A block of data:
>> BEGIN

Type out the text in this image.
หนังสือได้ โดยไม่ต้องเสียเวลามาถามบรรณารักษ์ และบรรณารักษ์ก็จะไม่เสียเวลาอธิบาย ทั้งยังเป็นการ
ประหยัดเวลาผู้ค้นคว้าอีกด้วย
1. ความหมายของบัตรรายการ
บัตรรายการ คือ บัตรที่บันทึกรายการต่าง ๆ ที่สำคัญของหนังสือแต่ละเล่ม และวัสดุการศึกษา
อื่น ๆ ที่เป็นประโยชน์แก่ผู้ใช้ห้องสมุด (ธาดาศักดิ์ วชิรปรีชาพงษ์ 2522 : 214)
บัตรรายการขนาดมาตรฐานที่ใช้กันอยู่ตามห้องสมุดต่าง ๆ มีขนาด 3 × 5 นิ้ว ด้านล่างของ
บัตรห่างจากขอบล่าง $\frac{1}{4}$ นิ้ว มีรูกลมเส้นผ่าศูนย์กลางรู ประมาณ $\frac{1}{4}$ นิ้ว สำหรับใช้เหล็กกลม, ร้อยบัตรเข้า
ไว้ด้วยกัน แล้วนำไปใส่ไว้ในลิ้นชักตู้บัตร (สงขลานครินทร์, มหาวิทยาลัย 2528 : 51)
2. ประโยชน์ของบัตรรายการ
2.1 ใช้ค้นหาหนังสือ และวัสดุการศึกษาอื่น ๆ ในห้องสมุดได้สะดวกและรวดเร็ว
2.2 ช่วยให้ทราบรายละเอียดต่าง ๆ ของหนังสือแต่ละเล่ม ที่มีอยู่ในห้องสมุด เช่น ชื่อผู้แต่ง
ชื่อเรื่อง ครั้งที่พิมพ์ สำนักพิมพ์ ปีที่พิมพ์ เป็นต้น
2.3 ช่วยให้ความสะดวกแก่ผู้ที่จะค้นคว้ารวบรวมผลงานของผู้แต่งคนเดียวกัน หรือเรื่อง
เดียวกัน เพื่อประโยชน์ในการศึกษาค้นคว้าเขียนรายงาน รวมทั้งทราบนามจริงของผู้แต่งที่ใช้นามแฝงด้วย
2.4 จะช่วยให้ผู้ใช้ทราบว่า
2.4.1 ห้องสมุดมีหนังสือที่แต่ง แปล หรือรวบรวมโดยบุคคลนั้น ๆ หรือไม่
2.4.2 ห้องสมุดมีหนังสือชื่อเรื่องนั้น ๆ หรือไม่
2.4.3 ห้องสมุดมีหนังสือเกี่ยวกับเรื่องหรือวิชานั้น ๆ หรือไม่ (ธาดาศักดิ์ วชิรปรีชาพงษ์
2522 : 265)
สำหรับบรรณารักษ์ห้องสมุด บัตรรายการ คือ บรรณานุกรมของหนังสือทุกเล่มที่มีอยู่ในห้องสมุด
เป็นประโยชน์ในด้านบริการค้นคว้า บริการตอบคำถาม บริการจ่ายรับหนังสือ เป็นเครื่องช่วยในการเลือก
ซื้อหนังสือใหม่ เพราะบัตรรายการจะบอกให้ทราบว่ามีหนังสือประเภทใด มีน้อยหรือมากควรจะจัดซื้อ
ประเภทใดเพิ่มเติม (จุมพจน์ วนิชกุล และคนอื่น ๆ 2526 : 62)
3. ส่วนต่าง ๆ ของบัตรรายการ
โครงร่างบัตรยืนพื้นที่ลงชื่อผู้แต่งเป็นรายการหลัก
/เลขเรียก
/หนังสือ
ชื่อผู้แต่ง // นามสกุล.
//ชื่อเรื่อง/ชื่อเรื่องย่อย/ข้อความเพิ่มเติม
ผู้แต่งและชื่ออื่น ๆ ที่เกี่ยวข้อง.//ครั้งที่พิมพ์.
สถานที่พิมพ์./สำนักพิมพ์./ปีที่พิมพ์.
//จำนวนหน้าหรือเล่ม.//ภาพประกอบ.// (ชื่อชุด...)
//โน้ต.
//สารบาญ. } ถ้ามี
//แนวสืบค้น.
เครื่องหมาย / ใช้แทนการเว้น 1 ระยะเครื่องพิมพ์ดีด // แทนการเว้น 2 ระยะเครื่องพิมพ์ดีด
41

>> END

§ What is being asked:
From the entries above, pull out each line that includes "ชาพงษ".

§ Problem solution:
อื่น ๆ ที่เป็นประโยชน์แก่ผู้ใช้ห้องสมุด (ธาดาศักดิ์ วชิรปรีชาพงษ์ 2522 : 214)
2.4.3 ห้องสมุดมีหนังสือเกี่ยวกับเรื่องหรือวิชานั้น ๆ หรือไม่ (ธาดาศักดิ์ วชิรปรีชาพงษ์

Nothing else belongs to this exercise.